Stated goal
Transcribe the entries exactly; images are not part of the copy.

Task data
************

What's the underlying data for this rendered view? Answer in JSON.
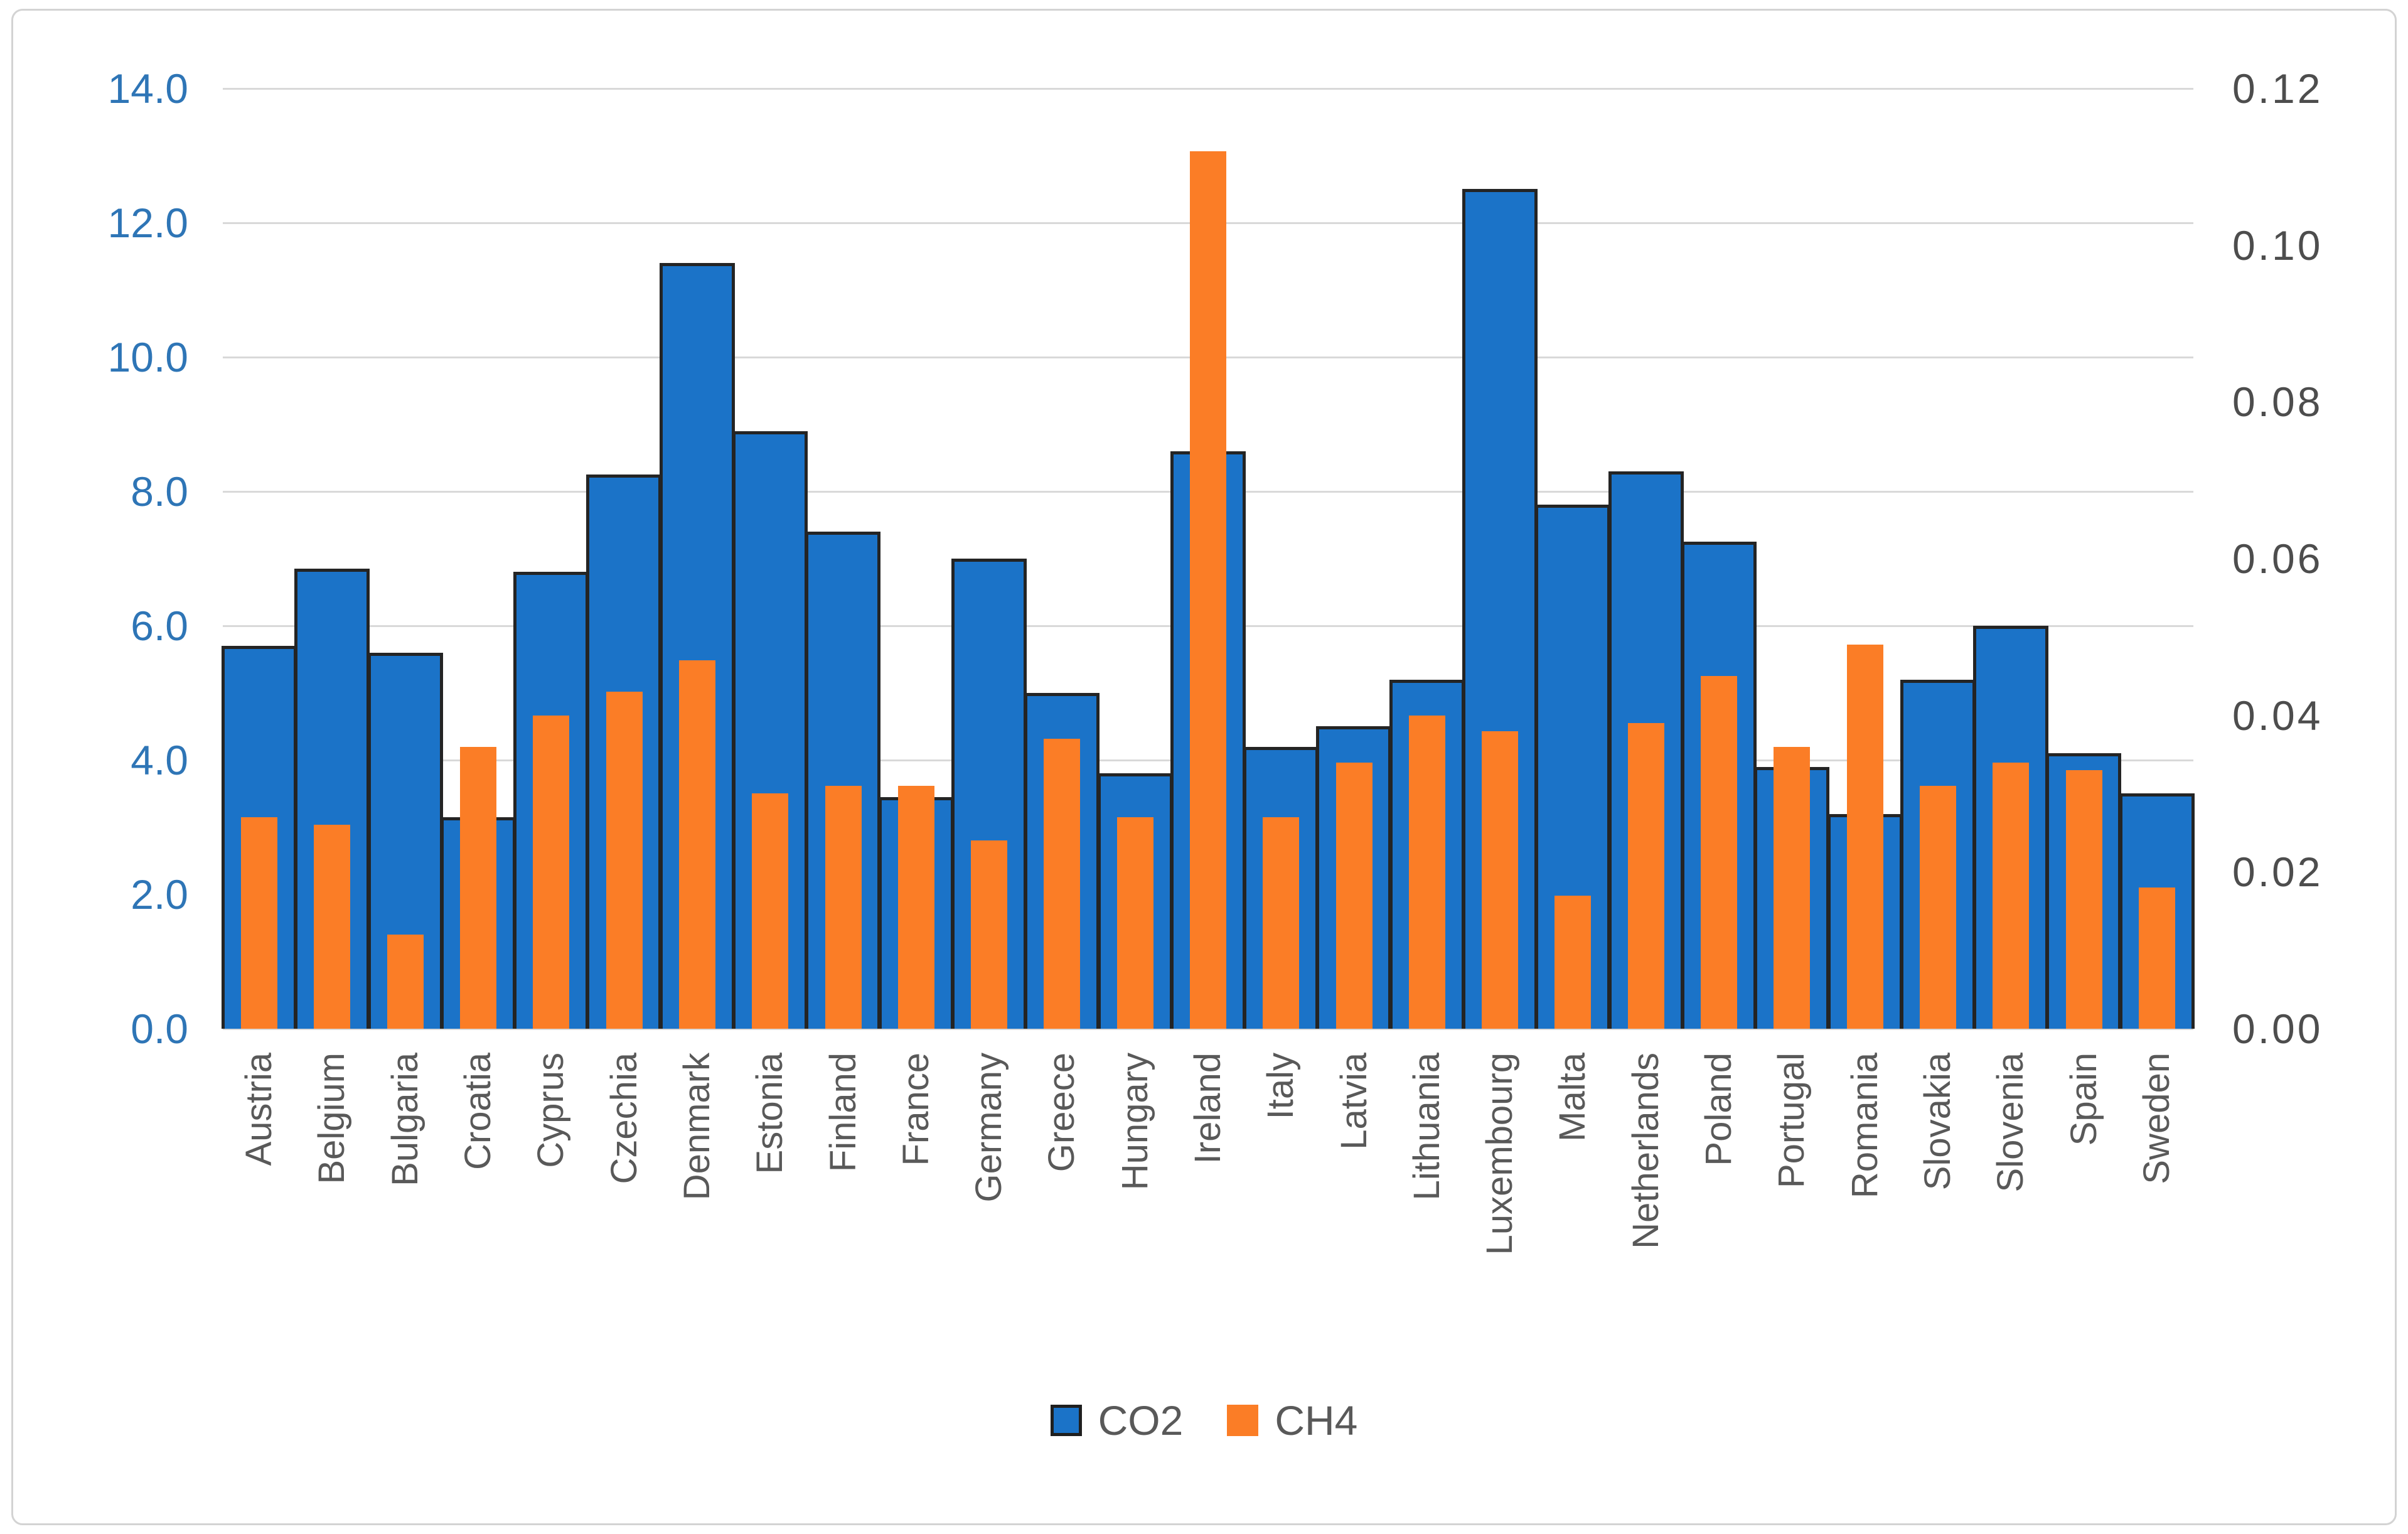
{
  "chart_data": {
    "type": "bar",
    "title": "",
    "categories": [
      "Austria",
      "Belgium",
      "Bulgaria",
      "Croatia",
      "Cyprus",
      "Czechia",
      "Denmark",
      "Estonia",
      "Finland",
      "France",
      "Germany",
      "Greece",
      "Hungary",
      "Ireland",
      "Italy",
      "Latvia",
      "Lithuania",
      "Luxembourg",
      "Malta",
      "Netherlands",
      "Poland",
      "Portugal",
      "Romania",
      "Slovakia",
      "Slovenia",
      "Spain",
      "Sweden"
    ],
    "series": [
      {
        "name": "CO2",
        "axis": "left",
        "color": "#1b73c8",
        "outline_color": "#242424",
        "values": [
          5.7,
          6.85,
          5.6,
          3.15,
          6.8,
          8.25,
          11.4,
          8.9,
          7.4,
          3.45,
          7.0,
          5.0,
          3.8,
          8.6,
          4.2,
          4.5,
          5.2,
          12.5,
          7.8,
          8.3,
          7.25,
          3.9,
          3.2,
          5.2,
          6.0,
          4.1,
          3.5
        ]
      },
      {
        "name": "CH4",
        "axis": "right",
        "color": "#fb7d26",
        "values": [
          0.027,
          0.026,
          0.012,
          0.036,
          0.04,
          0.043,
          0.047,
          0.03,
          0.031,
          0.031,
          0.024,
          0.037,
          0.027,
          0.112,
          0.027,
          0.034,
          0.04,
          0.038,
          0.017,
          0.039,
          0.045,
          0.036,
          0.049,
          0.031,
          0.034,
          0.033,
          0.018
        ]
      }
    ],
    "left_axis": {
      "min": 0,
      "max": 14,
      "step": 2,
      "tick_labels": [
        "14.0",
        "12.0",
        "10.0",
        "8.0",
        "6.0",
        "4.0",
        "2.0",
        "0.0"
      ],
      "text_color": "#2e75b6"
    },
    "right_axis": {
      "min": 0,
      "max": 0.12,
      "step": 0.02,
      "tick_labels": [
        "0.12",
        "0.10",
        "0.08",
        "0.06",
        "0.04",
        "0.02",
        "0.00"
      ],
      "text_color": "#4d4d4d"
    },
    "category_label_color": "#595959",
    "gridline_color": "#d9d9d9",
    "grid": true,
    "legend_position": "bottom-center"
  },
  "legend": {
    "items": [
      {
        "label": "CO2",
        "swatch_color": "#1b73c8",
        "swatch_outline": "#1f1f1f"
      },
      {
        "label": "CH4",
        "swatch_color": "#fb7d26",
        "swatch_outline": "none"
      }
    ],
    "text_color": "#595959"
  }
}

************

Completed exercise
What's the underlying data for this rendered view? Answer in JSON.
{
  "chart_data": {
    "type": "bar",
    "title": "",
    "categories": [
      "Austria",
      "Belgium",
      "Bulgaria",
      "Croatia",
      "Cyprus",
      "Czechia",
      "Denmark",
      "Estonia",
      "Finland",
      "France",
      "Germany",
      "Greece",
      "Hungary",
      "Ireland",
      "Italy",
      "Latvia",
      "Lithuania",
      "Luxembourg",
      "Malta",
      "Netherlands",
      "Poland",
      "Portugal",
      "Romania",
      "Slovakia",
      "Slovenia",
      "Spain",
      "Sweden"
    ],
    "series": [
      {
        "name": "CO2",
        "axis": "left",
        "color": "#1b73c8",
        "outline_color": "#242424",
        "values": [
          5.7,
          6.85,
          5.6,
          3.15,
          6.8,
          8.25,
          11.4,
          8.9,
          7.4,
          3.45,
          7.0,
          5.0,
          3.8,
          8.6,
          4.2,
          4.5,
          5.2,
          12.5,
          7.8,
          8.3,
          7.25,
          3.9,
          3.2,
          5.2,
          6.0,
          4.1,
          3.5
        ]
      },
      {
        "name": "CH4",
        "axis": "right",
        "color": "#fb7d26",
        "values": [
          0.027,
          0.026,
          0.012,
          0.036,
          0.04,
          0.043,
          0.047,
          0.03,
          0.031,
          0.031,
          0.024,
          0.037,
          0.027,
          0.112,
          0.027,
          0.034,
          0.04,
          0.038,
          0.017,
          0.039,
          0.045,
          0.036,
          0.049,
          0.031,
          0.034,
          0.033,
          0.018
        ]
      }
    ],
    "left_axis": {
      "min": 0,
      "max": 14,
      "step": 2,
      "tick_labels": [
        "14.0",
        "12.0",
        "10.0",
        "8.0",
        "6.0",
        "4.0",
        "2.0",
        "0.0"
      ],
      "text_color": "#2e75b6"
    },
    "right_axis": {
      "min": 0,
      "max": 0.12,
      "step": 0.02,
      "tick_labels": [
        "0.12",
        "0.10",
        "0.08",
        "0.06",
        "0.04",
        "0.02",
        "0.00"
      ],
      "text_color": "#4d4d4d"
    },
    "category_label_color": "#595959",
    "gridline_color": "#d9d9d9",
    "grid": true,
    "legend_position": "bottom-center"
  },
  "legend": {
    "items": [
      {
        "label": "CO2",
        "swatch_color": "#1b73c8",
        "swatch_outline": "#1f1f1f"
      },
      {
        "label": "CH4",
        "swatch_color": "#fb7d26",
        "swatch_outline": "none"
      }
    ],
    "text_color": "#595959"
  }
}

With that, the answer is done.